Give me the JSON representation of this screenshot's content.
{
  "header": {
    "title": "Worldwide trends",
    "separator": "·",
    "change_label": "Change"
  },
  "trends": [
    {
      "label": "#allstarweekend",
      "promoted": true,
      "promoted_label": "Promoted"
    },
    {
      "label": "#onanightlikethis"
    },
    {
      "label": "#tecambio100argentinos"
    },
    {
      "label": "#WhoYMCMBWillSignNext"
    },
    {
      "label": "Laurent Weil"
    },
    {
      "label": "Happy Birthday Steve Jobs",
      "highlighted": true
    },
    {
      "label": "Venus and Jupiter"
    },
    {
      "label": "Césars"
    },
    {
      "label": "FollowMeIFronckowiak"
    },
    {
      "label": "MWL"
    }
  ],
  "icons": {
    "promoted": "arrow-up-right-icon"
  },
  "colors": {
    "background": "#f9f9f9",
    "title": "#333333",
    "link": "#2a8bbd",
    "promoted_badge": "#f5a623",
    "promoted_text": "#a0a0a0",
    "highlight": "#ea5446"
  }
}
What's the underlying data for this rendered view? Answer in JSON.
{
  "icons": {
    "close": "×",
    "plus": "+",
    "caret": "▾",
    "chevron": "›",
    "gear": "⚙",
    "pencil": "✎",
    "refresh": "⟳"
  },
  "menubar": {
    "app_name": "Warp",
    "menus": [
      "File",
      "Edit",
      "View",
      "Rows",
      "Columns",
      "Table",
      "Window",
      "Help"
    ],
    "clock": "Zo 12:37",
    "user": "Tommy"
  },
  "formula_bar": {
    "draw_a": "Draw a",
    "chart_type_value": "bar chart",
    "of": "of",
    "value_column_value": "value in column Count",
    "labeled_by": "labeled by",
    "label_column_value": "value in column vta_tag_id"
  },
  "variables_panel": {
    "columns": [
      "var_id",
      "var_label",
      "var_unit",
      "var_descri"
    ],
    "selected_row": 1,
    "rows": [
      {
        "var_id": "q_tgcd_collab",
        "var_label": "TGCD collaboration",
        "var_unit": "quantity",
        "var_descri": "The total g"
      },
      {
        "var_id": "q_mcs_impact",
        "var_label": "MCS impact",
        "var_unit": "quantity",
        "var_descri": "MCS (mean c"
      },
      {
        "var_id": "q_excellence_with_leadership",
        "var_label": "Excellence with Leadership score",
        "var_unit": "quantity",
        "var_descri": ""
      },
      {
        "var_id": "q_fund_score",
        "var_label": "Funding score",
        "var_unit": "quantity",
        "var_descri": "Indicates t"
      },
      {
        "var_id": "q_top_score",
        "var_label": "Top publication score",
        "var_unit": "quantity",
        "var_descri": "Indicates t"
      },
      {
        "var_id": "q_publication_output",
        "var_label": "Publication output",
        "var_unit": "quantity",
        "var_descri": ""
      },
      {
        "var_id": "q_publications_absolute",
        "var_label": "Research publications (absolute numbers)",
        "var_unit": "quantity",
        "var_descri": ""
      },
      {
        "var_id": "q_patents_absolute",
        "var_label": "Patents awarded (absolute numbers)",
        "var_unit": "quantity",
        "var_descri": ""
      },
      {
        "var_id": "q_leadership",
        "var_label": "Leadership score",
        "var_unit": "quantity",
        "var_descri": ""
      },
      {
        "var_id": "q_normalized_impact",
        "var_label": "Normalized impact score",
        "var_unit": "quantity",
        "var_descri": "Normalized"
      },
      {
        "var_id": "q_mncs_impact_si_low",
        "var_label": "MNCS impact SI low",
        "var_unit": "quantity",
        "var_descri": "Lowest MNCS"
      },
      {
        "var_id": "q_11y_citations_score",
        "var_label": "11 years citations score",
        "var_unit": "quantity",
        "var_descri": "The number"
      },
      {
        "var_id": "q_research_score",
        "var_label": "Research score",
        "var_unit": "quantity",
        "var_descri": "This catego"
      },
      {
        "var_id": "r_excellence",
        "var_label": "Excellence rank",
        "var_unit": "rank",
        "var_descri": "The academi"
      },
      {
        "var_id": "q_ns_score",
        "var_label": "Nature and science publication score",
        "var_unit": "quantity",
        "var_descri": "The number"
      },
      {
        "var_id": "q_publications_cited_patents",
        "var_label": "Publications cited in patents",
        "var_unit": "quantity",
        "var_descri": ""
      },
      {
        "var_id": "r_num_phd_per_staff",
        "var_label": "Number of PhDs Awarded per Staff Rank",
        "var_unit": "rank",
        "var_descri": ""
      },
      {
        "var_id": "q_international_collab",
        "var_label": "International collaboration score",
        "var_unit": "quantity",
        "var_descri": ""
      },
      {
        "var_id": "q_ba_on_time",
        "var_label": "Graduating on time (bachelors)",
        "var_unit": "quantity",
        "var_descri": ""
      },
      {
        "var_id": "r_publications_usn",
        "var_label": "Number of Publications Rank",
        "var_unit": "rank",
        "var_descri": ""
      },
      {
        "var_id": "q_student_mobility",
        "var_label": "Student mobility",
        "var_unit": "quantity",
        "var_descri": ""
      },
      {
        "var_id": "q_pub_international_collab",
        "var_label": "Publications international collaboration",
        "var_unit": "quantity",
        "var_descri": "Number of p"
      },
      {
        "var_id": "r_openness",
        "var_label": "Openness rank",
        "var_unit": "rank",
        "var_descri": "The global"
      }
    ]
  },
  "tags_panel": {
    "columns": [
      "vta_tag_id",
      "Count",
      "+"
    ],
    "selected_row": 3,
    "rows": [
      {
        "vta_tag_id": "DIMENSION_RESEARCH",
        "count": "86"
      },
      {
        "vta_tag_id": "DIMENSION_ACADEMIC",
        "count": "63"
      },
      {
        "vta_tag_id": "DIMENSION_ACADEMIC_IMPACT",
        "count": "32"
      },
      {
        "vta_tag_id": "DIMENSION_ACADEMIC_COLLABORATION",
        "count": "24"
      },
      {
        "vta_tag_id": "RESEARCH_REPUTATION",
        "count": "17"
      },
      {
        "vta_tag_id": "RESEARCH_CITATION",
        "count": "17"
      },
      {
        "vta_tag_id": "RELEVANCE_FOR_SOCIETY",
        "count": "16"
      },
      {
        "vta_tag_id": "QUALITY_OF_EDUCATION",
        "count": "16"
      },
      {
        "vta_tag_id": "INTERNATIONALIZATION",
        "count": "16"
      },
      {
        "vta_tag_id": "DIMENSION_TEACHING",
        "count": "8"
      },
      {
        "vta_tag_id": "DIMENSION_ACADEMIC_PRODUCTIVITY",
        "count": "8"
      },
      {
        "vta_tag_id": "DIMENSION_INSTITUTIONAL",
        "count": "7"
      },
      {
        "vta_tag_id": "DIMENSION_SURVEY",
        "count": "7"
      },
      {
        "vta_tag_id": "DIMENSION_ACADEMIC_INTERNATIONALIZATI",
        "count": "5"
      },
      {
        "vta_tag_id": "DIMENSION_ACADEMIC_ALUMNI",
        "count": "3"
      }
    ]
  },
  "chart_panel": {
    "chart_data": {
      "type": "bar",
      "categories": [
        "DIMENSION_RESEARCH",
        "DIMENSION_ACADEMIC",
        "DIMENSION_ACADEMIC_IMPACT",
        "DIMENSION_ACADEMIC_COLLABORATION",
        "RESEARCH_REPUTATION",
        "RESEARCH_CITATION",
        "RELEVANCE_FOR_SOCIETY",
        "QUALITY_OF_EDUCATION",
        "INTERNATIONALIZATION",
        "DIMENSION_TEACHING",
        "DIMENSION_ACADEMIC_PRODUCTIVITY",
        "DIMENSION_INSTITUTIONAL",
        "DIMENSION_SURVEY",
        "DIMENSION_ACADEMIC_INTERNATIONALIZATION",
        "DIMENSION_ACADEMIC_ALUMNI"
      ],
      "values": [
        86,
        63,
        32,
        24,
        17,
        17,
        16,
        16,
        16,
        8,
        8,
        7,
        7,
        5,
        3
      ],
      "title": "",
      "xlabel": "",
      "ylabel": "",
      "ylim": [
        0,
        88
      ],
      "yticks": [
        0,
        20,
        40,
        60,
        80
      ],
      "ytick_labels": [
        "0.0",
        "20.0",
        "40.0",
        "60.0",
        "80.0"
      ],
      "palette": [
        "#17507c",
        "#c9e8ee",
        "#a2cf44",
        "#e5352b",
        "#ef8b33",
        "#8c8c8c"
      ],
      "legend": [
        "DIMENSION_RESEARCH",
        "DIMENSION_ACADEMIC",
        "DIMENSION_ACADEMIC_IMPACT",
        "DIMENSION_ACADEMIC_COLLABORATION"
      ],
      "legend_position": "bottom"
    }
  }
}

···

-- Your task --
Of all the lines above, how many contain "numbers"? Give the number and nothing more.

-- Complete answer --
2